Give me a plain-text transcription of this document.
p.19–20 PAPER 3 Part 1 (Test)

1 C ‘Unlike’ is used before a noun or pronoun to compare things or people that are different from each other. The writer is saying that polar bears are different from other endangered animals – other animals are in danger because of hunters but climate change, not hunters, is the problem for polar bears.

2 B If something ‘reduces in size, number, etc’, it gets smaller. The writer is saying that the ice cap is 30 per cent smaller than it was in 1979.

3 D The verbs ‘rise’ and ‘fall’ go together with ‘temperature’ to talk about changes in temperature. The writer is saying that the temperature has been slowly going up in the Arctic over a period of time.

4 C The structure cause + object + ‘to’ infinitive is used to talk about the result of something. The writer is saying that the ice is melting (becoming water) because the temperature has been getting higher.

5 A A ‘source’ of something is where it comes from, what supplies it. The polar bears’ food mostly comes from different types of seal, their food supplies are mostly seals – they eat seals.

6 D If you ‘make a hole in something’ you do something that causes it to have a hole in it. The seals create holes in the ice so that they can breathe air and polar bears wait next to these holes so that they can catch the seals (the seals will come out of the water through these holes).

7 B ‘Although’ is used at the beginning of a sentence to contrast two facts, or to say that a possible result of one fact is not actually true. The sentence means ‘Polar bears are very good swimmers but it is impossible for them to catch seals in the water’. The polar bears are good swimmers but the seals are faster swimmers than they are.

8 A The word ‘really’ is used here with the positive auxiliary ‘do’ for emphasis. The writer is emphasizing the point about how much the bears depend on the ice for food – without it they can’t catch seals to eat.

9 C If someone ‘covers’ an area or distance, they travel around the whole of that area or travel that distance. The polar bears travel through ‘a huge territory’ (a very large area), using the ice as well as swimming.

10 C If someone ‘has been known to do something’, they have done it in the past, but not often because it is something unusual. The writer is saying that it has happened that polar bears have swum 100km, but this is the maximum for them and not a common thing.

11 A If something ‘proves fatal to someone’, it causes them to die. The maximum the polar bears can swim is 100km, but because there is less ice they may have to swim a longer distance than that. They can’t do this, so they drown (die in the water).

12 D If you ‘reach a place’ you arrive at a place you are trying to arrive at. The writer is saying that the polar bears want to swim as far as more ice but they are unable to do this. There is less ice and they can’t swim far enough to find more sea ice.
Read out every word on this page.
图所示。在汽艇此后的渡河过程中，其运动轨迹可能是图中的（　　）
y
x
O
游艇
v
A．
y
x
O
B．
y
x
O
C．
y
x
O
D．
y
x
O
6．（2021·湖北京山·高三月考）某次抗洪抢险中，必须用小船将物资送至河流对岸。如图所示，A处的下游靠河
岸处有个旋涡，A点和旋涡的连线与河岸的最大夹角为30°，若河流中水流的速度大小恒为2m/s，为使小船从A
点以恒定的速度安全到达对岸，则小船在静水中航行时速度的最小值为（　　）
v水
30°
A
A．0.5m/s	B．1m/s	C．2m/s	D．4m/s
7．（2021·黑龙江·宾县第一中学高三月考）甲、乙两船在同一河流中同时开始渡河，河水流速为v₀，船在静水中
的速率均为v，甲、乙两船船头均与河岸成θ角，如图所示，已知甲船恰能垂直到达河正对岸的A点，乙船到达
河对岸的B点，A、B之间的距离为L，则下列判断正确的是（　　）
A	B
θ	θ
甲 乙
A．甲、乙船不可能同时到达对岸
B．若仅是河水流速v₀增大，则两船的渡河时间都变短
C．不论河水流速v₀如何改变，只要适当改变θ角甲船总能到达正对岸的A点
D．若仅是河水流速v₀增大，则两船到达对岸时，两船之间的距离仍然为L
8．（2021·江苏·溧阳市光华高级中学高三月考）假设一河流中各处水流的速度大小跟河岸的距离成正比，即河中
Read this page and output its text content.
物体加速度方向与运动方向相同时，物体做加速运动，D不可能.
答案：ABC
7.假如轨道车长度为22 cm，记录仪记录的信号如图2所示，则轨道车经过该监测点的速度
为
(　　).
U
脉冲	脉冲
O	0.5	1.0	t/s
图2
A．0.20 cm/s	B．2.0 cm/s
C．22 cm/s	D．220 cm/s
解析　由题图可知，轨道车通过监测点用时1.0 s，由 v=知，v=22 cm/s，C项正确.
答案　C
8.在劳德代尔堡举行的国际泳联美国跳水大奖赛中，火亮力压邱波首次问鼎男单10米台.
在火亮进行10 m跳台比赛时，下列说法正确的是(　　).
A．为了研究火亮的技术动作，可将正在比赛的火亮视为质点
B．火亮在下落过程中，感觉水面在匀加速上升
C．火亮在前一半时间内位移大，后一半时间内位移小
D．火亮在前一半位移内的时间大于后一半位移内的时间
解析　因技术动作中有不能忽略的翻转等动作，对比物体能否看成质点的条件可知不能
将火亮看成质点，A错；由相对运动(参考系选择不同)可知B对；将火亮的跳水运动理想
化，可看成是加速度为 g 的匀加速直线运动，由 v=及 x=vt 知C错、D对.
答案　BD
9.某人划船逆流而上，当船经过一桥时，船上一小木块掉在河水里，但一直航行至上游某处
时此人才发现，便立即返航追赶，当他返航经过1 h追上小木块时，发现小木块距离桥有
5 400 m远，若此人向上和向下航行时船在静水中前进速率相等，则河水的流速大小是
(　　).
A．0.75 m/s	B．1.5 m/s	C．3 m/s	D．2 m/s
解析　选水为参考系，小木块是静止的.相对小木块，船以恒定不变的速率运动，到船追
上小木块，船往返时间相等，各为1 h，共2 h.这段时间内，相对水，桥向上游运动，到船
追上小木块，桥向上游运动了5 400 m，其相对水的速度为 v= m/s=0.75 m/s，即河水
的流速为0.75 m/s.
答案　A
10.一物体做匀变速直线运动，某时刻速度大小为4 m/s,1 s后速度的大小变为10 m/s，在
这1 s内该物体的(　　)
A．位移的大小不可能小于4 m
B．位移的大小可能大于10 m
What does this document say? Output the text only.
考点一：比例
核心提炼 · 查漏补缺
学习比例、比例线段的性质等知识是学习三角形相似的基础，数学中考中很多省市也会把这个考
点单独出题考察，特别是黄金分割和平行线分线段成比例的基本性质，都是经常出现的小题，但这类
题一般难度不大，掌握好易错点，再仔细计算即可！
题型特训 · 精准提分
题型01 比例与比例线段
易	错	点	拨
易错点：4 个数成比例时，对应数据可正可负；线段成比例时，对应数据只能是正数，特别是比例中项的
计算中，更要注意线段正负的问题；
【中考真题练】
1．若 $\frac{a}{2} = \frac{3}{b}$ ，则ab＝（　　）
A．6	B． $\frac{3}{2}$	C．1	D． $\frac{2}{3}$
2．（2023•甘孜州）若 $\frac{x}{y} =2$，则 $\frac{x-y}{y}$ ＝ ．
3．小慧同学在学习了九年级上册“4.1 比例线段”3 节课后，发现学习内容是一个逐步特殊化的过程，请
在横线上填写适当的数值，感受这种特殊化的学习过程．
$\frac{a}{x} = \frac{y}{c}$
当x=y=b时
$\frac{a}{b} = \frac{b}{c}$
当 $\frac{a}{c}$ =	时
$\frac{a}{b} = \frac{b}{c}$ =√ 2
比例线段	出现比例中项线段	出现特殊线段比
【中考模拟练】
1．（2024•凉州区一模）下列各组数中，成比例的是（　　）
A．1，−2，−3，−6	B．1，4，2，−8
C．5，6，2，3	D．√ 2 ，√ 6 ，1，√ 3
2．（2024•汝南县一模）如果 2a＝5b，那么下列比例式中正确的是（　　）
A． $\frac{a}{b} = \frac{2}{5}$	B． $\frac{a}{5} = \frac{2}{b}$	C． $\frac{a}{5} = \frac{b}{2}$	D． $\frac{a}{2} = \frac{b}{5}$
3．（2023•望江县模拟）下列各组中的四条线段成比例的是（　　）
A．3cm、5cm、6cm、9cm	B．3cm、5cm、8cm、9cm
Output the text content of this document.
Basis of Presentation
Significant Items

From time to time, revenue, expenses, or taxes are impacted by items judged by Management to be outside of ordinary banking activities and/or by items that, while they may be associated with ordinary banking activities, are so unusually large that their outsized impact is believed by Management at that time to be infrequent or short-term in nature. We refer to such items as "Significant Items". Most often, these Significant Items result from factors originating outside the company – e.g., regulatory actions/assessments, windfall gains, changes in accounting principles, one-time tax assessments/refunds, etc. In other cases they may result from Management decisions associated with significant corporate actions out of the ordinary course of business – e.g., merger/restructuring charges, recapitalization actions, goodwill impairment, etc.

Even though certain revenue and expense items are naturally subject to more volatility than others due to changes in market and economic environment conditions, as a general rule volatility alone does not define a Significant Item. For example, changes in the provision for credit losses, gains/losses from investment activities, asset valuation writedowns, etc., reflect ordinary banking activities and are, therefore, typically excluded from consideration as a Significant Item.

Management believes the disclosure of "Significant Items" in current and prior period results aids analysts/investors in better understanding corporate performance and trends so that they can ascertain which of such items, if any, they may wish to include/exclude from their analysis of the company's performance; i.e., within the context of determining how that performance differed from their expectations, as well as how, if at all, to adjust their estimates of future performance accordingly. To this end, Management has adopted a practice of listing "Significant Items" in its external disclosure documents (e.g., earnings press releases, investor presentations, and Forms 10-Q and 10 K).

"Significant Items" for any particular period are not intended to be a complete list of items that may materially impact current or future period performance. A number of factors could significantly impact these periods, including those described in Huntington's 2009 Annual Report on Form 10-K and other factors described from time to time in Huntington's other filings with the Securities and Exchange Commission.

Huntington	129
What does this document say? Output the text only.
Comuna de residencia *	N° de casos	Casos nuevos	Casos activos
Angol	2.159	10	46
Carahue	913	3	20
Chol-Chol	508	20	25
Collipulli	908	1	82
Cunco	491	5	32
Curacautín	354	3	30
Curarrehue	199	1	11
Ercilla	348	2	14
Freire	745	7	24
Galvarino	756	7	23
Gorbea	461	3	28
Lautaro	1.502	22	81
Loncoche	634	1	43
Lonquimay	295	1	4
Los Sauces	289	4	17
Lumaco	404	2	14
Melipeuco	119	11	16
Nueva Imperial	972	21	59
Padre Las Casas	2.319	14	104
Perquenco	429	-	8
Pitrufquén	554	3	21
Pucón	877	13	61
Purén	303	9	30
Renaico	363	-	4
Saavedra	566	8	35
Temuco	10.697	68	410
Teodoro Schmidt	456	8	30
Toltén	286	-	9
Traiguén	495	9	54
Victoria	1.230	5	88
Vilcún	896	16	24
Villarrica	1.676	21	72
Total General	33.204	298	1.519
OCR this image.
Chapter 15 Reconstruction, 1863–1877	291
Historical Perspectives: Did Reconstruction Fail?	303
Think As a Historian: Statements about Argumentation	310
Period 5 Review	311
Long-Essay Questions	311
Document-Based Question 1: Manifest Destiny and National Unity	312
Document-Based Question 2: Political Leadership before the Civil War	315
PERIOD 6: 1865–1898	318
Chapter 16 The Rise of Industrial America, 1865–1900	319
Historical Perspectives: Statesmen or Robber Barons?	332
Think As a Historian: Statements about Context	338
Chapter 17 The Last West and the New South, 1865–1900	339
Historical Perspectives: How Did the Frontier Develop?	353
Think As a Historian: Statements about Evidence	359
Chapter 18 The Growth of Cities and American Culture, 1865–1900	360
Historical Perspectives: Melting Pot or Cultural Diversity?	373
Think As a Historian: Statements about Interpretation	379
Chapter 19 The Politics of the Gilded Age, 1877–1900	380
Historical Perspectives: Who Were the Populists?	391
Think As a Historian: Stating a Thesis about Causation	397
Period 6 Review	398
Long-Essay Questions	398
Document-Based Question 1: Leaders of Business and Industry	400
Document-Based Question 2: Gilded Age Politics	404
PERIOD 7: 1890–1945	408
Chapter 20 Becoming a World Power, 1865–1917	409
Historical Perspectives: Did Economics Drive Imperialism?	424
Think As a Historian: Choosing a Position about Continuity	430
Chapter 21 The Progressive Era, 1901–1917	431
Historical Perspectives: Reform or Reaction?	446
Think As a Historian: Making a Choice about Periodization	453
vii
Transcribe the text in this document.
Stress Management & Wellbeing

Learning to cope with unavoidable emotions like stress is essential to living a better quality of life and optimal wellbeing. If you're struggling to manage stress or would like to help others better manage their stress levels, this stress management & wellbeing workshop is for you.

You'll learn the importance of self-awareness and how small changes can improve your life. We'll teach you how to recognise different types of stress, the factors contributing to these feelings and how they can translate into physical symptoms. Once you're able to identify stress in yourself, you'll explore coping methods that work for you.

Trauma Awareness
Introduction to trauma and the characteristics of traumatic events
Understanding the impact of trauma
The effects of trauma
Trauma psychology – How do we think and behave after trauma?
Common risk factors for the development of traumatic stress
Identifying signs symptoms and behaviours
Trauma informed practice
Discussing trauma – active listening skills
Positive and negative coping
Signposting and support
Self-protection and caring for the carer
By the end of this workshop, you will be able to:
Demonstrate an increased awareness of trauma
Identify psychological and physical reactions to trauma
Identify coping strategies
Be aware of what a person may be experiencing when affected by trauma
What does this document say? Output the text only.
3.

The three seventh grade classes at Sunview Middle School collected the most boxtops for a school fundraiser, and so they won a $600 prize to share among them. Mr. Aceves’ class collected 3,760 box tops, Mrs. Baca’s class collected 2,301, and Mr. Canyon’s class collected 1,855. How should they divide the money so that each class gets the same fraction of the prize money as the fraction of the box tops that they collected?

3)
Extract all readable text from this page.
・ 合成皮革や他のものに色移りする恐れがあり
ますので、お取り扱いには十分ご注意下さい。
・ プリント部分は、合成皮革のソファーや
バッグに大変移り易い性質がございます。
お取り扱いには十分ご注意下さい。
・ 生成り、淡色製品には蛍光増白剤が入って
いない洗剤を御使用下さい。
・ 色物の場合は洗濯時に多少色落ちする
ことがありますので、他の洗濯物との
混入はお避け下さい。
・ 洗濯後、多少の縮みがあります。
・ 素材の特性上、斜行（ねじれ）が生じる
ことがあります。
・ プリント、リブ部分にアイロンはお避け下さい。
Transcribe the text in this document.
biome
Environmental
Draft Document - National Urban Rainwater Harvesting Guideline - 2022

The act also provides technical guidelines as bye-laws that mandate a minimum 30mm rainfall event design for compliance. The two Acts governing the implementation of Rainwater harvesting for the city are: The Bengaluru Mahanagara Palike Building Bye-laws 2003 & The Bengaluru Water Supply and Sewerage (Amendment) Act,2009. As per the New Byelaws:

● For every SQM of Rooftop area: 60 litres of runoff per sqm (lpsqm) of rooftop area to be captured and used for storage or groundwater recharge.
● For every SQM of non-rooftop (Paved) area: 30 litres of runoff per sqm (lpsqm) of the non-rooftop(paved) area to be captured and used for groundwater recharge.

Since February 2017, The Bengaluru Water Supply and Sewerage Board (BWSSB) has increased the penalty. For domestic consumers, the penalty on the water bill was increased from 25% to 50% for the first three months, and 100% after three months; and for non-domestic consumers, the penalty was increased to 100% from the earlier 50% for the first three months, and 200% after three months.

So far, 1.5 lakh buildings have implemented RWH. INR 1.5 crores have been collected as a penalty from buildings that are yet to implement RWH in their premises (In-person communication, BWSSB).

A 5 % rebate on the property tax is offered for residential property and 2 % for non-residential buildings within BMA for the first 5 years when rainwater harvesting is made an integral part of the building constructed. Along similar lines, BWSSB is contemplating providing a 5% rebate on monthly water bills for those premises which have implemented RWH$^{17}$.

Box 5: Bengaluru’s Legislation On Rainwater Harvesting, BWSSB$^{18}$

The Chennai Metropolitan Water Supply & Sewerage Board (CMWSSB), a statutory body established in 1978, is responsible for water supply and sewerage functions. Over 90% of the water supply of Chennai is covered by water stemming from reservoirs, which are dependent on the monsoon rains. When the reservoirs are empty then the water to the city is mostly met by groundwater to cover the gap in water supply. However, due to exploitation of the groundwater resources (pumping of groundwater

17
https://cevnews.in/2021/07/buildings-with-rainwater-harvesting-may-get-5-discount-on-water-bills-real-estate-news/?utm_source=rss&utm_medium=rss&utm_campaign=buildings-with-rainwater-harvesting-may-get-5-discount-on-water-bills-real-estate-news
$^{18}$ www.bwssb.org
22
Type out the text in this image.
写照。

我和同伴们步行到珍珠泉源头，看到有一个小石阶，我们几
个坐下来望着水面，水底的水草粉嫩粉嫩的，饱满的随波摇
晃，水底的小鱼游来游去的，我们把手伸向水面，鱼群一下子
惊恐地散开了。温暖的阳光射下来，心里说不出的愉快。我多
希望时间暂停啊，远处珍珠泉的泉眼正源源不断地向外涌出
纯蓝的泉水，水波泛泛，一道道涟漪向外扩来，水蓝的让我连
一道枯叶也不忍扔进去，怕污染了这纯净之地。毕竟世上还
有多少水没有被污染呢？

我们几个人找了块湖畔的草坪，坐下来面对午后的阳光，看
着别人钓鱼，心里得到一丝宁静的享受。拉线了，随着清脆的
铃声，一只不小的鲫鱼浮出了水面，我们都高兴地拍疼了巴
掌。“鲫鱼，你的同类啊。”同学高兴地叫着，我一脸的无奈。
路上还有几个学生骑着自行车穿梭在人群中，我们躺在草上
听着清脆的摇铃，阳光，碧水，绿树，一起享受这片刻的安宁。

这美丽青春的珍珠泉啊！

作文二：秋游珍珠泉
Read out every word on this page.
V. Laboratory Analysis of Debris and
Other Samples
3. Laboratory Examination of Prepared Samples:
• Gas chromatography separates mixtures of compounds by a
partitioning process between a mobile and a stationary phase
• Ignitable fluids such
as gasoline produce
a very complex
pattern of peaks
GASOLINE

####################

Work to complete —
Give the count of lines holding the word "number" and nothing more.

Written solution —
2